▶ **Request**: For this exercise, copy out each line of the material below that includes "JSON".

═════ Extracted entries ═════

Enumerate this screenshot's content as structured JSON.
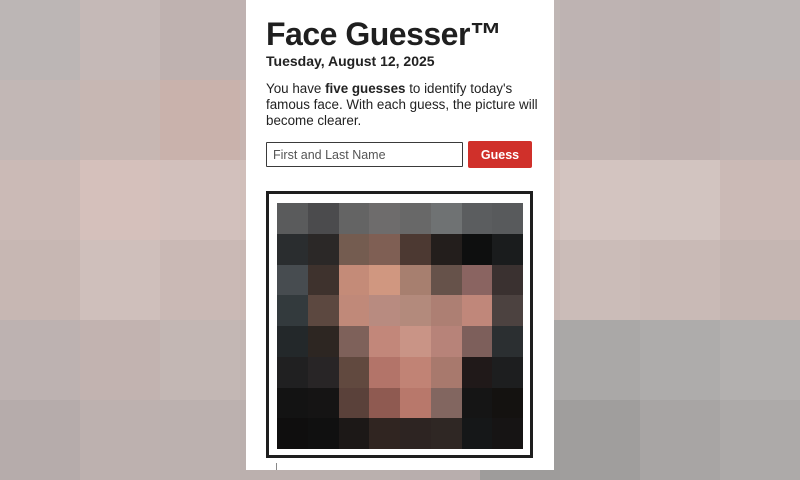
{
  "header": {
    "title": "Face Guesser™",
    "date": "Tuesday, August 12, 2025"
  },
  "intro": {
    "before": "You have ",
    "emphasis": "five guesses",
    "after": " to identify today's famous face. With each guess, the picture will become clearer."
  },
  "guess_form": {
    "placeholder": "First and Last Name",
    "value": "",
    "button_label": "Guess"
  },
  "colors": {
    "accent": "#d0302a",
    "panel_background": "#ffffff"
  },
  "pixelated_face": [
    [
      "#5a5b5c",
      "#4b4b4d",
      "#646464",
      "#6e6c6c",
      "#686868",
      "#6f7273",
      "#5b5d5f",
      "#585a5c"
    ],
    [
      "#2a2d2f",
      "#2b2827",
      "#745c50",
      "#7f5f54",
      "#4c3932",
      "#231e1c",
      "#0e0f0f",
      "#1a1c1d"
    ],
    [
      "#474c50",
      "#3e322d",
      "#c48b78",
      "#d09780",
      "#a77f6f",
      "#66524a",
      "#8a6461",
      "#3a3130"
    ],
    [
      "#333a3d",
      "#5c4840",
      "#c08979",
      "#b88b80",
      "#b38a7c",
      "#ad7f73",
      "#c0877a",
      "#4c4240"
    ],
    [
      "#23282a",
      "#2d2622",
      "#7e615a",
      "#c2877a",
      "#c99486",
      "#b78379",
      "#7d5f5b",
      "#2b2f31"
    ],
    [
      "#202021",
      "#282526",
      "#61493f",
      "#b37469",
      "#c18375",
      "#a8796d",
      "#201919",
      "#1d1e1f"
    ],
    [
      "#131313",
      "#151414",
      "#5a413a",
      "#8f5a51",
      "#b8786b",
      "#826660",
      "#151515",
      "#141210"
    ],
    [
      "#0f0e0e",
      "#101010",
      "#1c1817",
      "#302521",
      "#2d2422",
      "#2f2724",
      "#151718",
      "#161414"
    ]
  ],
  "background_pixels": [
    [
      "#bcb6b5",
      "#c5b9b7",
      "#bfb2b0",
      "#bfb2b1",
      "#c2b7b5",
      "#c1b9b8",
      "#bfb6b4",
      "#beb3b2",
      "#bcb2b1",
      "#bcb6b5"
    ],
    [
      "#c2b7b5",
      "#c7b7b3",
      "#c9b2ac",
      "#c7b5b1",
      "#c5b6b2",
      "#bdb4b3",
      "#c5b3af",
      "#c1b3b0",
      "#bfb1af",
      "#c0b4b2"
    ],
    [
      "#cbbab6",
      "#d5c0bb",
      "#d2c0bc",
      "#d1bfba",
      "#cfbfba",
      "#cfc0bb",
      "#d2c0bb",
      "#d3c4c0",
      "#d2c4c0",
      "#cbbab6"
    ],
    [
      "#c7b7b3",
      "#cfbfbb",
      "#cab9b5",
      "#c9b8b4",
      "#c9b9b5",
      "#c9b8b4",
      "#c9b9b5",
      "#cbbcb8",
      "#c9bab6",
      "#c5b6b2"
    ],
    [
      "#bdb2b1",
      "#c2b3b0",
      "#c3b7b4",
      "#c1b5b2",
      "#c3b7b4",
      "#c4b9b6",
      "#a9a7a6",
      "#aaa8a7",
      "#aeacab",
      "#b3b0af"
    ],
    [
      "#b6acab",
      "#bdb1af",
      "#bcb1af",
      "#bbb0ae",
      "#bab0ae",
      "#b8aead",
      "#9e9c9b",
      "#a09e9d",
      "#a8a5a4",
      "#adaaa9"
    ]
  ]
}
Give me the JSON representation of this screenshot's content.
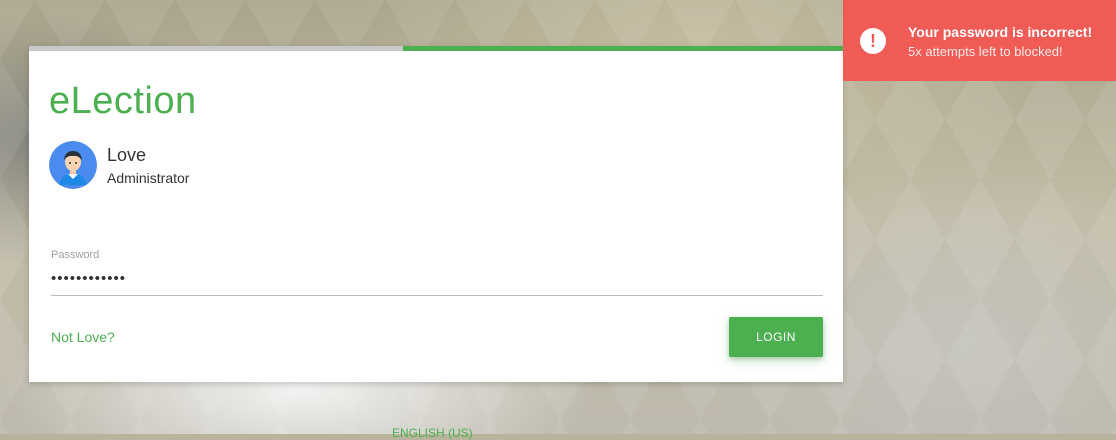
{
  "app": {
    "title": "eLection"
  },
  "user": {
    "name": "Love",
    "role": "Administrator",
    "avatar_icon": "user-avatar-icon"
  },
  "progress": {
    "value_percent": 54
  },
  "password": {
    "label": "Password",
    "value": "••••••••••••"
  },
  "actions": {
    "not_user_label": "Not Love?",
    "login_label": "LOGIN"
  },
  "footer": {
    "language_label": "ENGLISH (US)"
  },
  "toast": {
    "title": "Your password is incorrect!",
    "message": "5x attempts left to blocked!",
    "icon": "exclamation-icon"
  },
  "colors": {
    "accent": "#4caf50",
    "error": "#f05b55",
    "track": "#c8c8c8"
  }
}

═════

▶ **Full solution**:
Enumerate this screenshot's content as structured JSON.
Give me the JSON representation of this screenshot's content.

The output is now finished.